___ Provided data

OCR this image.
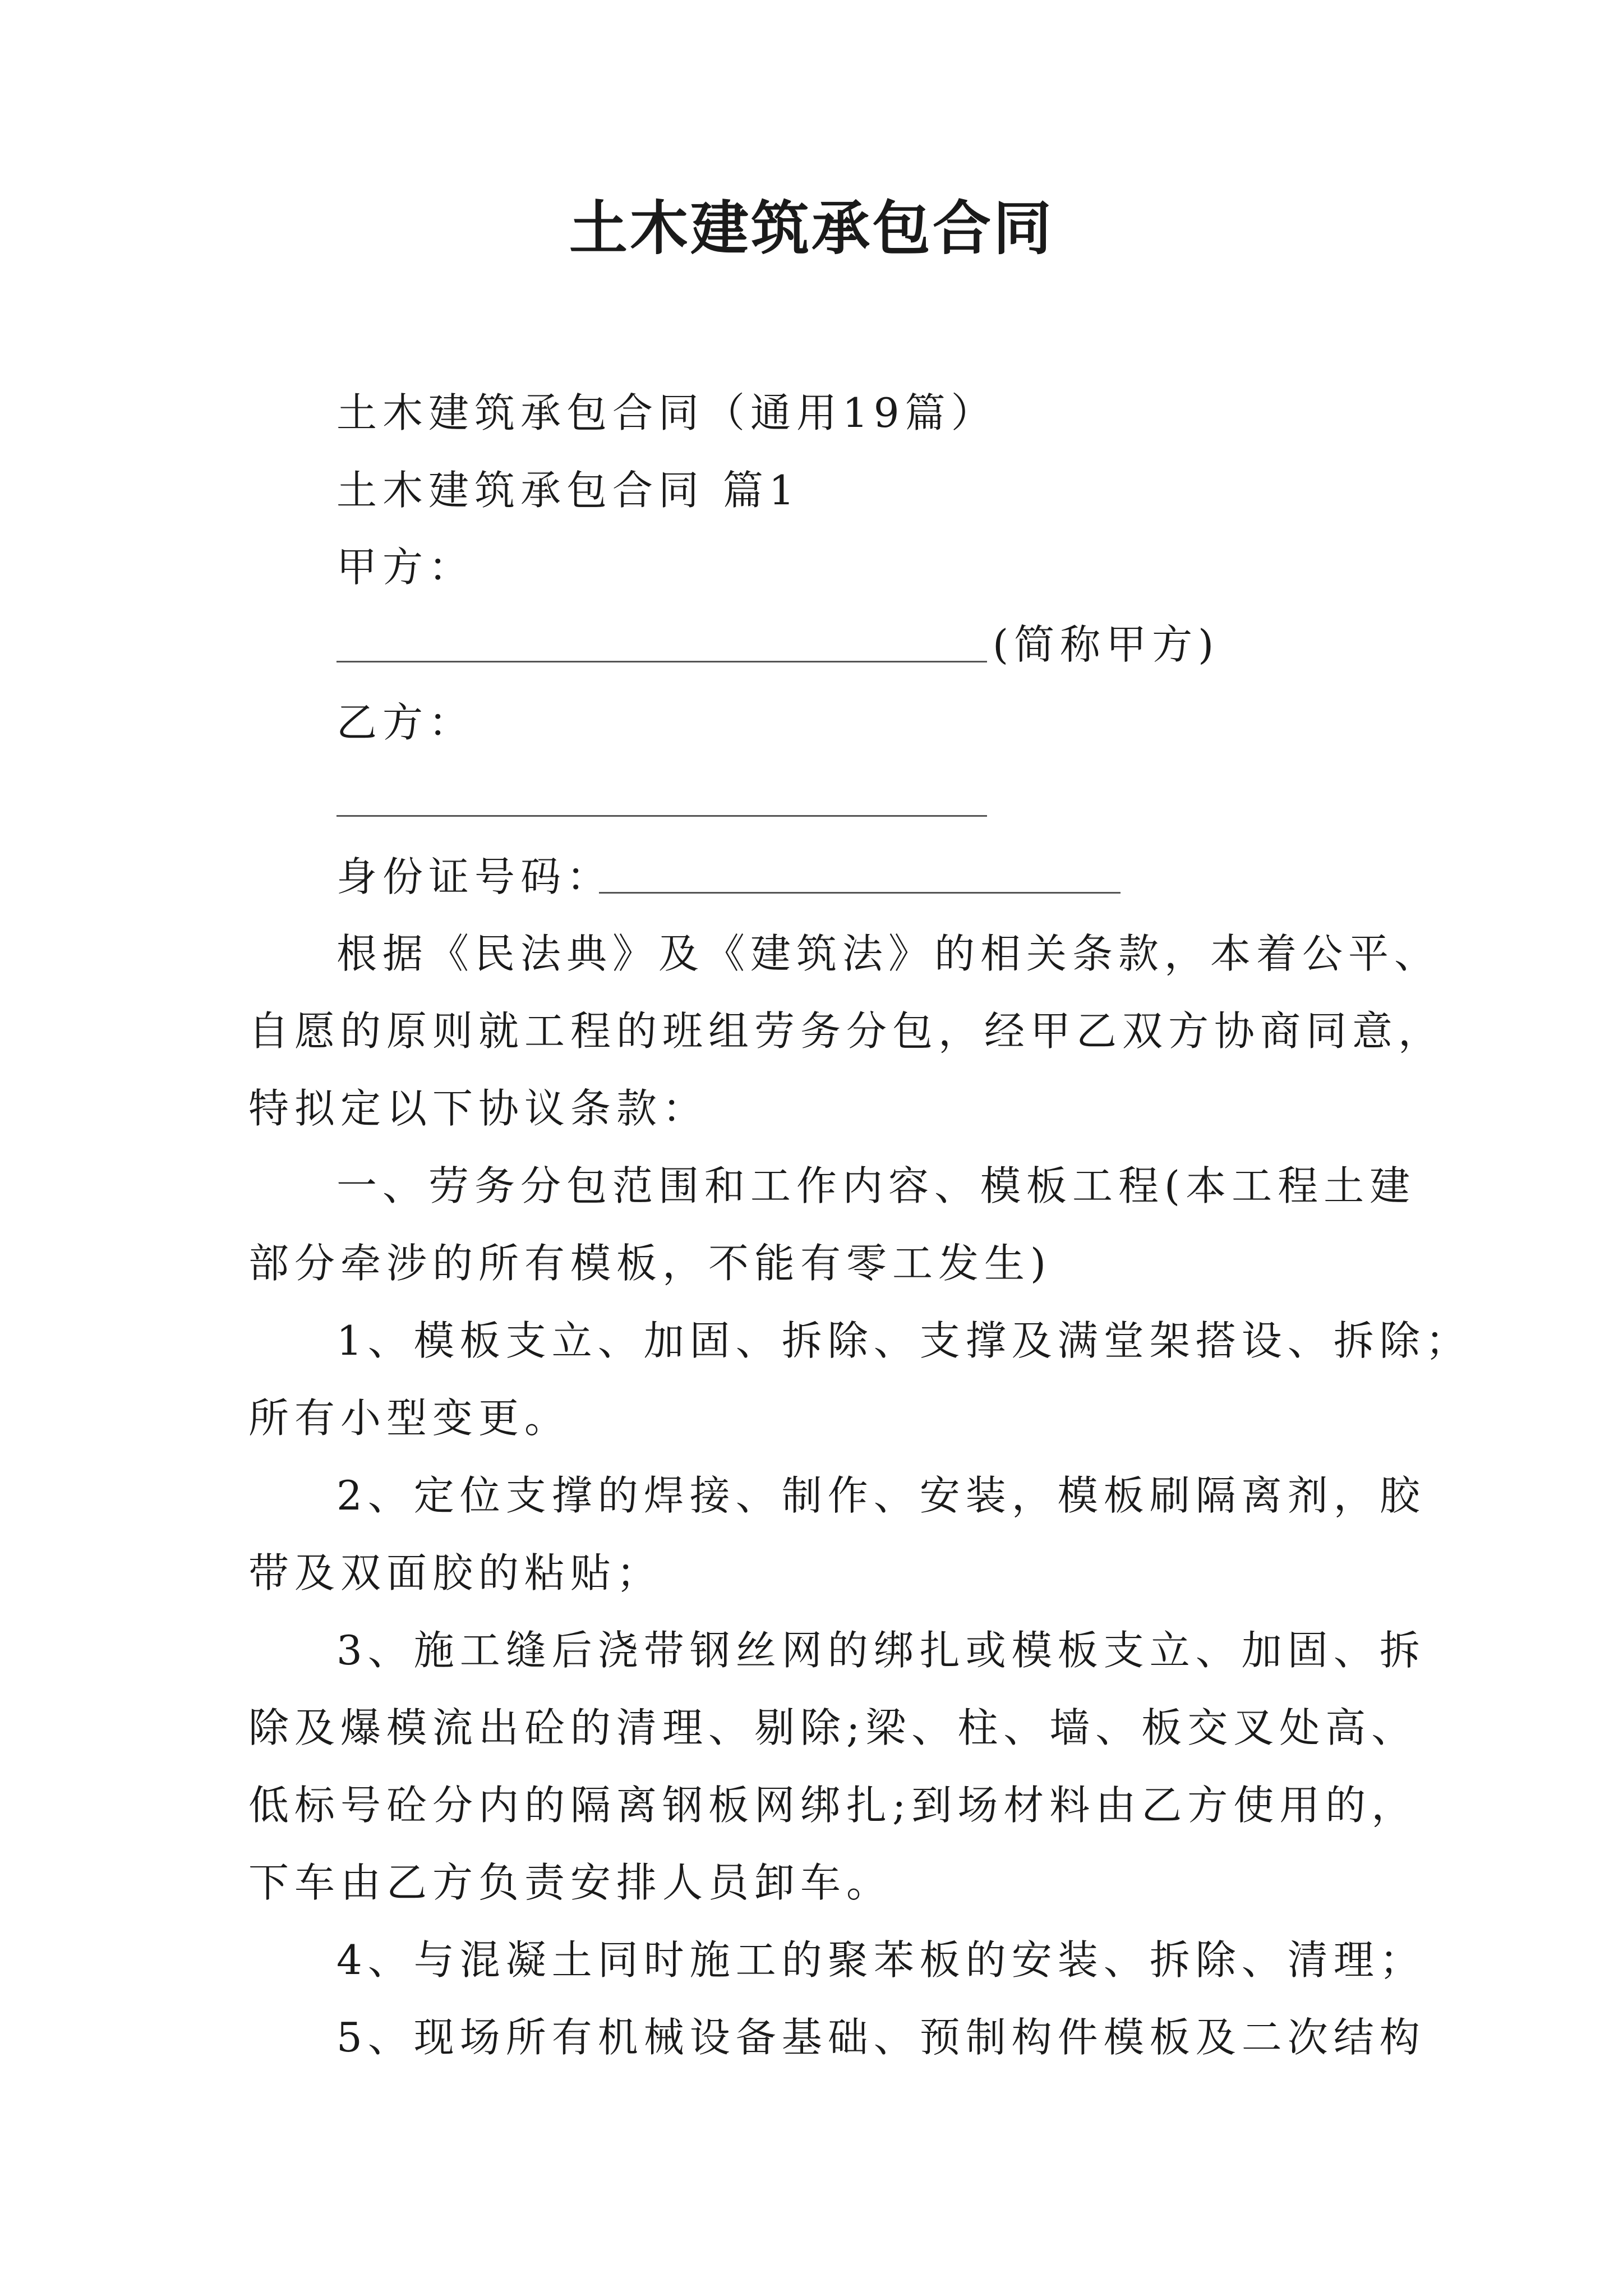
土木建筑承包合同
土木建筑承包合同（通用19篇）
土木建筑承包合同 篇1
甲方：
(简称甲方)
乙方：
身份证号码：
根据《民法典》及《建筑法》的相关条款，本着公平、
自愿的原则就工程的班组劳务分包，经甲乙双方协商同意，
特拟定以下协议条款：
一、劳务分包范围和工作内容、模板工程(本工程土建
部分牵涉的所有模板，不能有零工发生)
1、模板支立、加固、拆除、支撑及满堂架搭设、拆除；
所有小型变更。
2、定位支撑的焊接、制作、安装，模板刷隔离剂，胶
带及双面胶的粘贴；
3、施工缝后浇带钢丝网的绑扎或模板支立、加固、拆
除及爆模流出砼的清理、剔除;梁、柱、墙、板交叉处高、
低标号砼分内的隔离钢板网绑扎;到场材料由乙方使用的，
下车由乙方负责安排人员卸车。
4、与混凝土同时施工的聚苯板的安装、拆除、清理；
5、现场所有机械设备基础、预制构件模板及二次结构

______

_Request_
Copy each line in full and exactly, omitting any picture.

_Final result_
OCR this image.
土木建筑承包合同
土木建筑承包合同（通用19篇）
土木建筑承包合同 篇1
甲方：
(简称甲方)
乙方：
身份证号码：
根据《民法典》及《建筑法》的相关条款，本着公平、
自愿的原则就工程的班组劳务分包，经甲乙双方协商同意，
特拟定以下协议条款：
一、劳务分包范围和工作内容、模板工程(本工程土建
部分牵涉的所有模板，不能有零工发生)
1、模板支立、加固、拆除、支撑及满堂架搭设、拆除；
所有小型变更。
2、定位支撑的焊接、制作、安装，模板刷隔离剂，胶
带及双面胶的粘贴；
3、施工缝后浇带钢丝网的绑扎或模板支立、加固、拆
除及爆模流出砼的清理、剔除;梁、柱、墙、板交叉处高、
低标号砼分内的隔离钢板网绑扎;到场材料由乙方使用的，
下车由乙方负责安排人员卸车。
4、与混凝土同时施工的聚苯板的安装、拆除、清理；
5、现场所有机械设备基础、预制构件模板及二次结构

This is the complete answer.